The task
Every record must be written out once more, with nothing added or omitted.

Dataset records

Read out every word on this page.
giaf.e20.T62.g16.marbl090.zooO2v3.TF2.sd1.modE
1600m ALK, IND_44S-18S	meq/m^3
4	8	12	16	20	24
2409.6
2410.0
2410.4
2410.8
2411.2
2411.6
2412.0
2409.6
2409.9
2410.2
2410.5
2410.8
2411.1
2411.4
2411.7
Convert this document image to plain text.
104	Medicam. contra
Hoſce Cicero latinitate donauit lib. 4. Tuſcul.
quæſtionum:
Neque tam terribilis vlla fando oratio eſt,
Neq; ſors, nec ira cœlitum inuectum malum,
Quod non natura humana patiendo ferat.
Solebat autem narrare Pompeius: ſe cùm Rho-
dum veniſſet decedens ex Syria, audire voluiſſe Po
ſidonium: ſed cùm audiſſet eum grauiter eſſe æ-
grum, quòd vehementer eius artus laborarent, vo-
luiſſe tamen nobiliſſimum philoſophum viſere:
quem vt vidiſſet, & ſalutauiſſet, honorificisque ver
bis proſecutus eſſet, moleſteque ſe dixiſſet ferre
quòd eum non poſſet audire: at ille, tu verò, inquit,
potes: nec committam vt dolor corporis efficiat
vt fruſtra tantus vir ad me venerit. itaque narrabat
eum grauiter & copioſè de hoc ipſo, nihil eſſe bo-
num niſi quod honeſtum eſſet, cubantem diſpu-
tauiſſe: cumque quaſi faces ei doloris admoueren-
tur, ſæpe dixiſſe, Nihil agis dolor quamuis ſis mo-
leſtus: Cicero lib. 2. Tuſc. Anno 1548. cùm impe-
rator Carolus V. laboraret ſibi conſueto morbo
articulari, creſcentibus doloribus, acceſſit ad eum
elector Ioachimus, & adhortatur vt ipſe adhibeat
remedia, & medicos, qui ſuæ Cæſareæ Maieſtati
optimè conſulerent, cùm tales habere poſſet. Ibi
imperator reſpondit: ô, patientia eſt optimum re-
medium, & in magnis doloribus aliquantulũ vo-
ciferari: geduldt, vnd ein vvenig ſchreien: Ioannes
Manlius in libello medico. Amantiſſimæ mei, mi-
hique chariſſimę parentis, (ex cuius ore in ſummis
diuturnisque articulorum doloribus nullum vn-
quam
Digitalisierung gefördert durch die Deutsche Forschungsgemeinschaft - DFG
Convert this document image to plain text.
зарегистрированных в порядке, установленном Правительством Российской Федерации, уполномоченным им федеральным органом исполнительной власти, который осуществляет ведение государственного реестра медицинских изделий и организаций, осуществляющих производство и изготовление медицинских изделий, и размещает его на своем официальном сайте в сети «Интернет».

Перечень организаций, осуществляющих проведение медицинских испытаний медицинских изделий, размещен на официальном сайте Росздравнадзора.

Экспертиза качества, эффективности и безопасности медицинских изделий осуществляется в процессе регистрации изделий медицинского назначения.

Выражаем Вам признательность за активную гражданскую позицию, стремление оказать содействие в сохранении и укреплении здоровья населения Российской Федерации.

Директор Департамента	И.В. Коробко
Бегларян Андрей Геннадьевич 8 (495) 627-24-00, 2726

Finished exercise
Read out every word on this page.
giaf.e20.T62.g16.marbl090.zooO2v3.TF2.sd1.modE
1600m ALK, IND_44S-18S	meq/m^3
4	8	12	16	20	24
2409.6
2410.0
2410.4
2410.8
2411.2
2411.6
2412.0
2409.6
2409.9
2410.2
2410.5
2410.8
2411.1
2411.4
2411.7
Convert this document image to plain text.
104	Medicam. contra
Hoſce Cicero latinitate donauit lib. 4. Tuſcul.
quæſtionum:
Neque tam terribilis vlla fando oratio eſt,
Neq; ſors, nec ira cœlitum inuectum malum,
Quod non natura humana patiendo ferat.
Solebat autem narrare Pompeius: ſe cùm Rho-
dum veniſſet decedens ex Syria, audire voluiſſe Po
ſidonium: ſed cùm audiſſet eum grauiter eſſe æ-
grum, quòd vehementer eius artus laborarent, vo-
luiſſe tamen nobiliſſimum philoſophum viſere:
quem vt vidiſſet, & ſalutauiſſet, honorificisque ver
bis proſecutus eſſet, moleſteque ſe dixiſſet ferre
quòd eum non poſſet audire: at ille, tu verò, inquit,
potes: nec committam vt dolor corporis efficiat
vt fruſtra tantus vir ad me venerit. itaque narrabat
eum grauiter & copioſè de hoc ipſo, nihil eſſe bo-
num niſi quod honeſtum eſſet, cubantem diſpu-
tauiſſe: cumque quaſi faces ei doloris admoueren-
tur, ſæpe dixiſſe, Nihil agis dolor quamuis ſis mo-
leſtus: Cicero lib. 2. Tuſc. Anno 1548. cùm impe-
rator Carolus V. laboraret ſibi conſueto morbo
articulari, creſcentibus doloribus, acceſſit ad eum
elector Ioachimus, & adhortatur vt ipſe adhibeat
remedia, & medicos, qui ſuæ Cæſareæ Maieſtati
optimè conſulerent, cùm tales habere poſſet. Ibi
imperator reſpondit: ô, patientia eſt optimum re-
medium, & in magnis doloribus aliquantulũ vo-
ciferari: geduldt, vnd ein vvenig ſchreien: Ioannes
Manlius in libello medico. Amantiſſimæ mei, mi-
hique chariſſimę parentis, (ex cuius ore in ſummis
diuturnisque articulorum doloribus nullum vn-
quam
Digitalisierung gefördert durch die Deutsche Forschungsgemeinschaft - DFG
Convert this document image to plain text.
зарегистрированных в порядке, установленном Правительством Российской Федерации, уполномоченным им федеральным органом исполнительной власти, который осуществляет ведение государственного реестра медицинских изделий и организаций, осуществляющих производство и изготовление медицинских изделий, и размещает его на своем официальном сайте в сети «Интернет».

Перечень организаций, осуществляющих проведение медицинских испытаний медицинских изделий, размещен на официальном сайте Росздравнадзора.

Экспертиза качества, эффективности и безопасности медицинских изделий осуществляется в процессе регистрации изделий медицинского назначения.

Выражаем Вам признательность за активную гражданскую позицию, стремление оказать содействие в сохранении и укреплении здоровья населения Российской Федерации.

Директор Департамента	И.В. Коробко
Бегларян Андрей Геннадьевич 8 (495) 627-24-00, 2726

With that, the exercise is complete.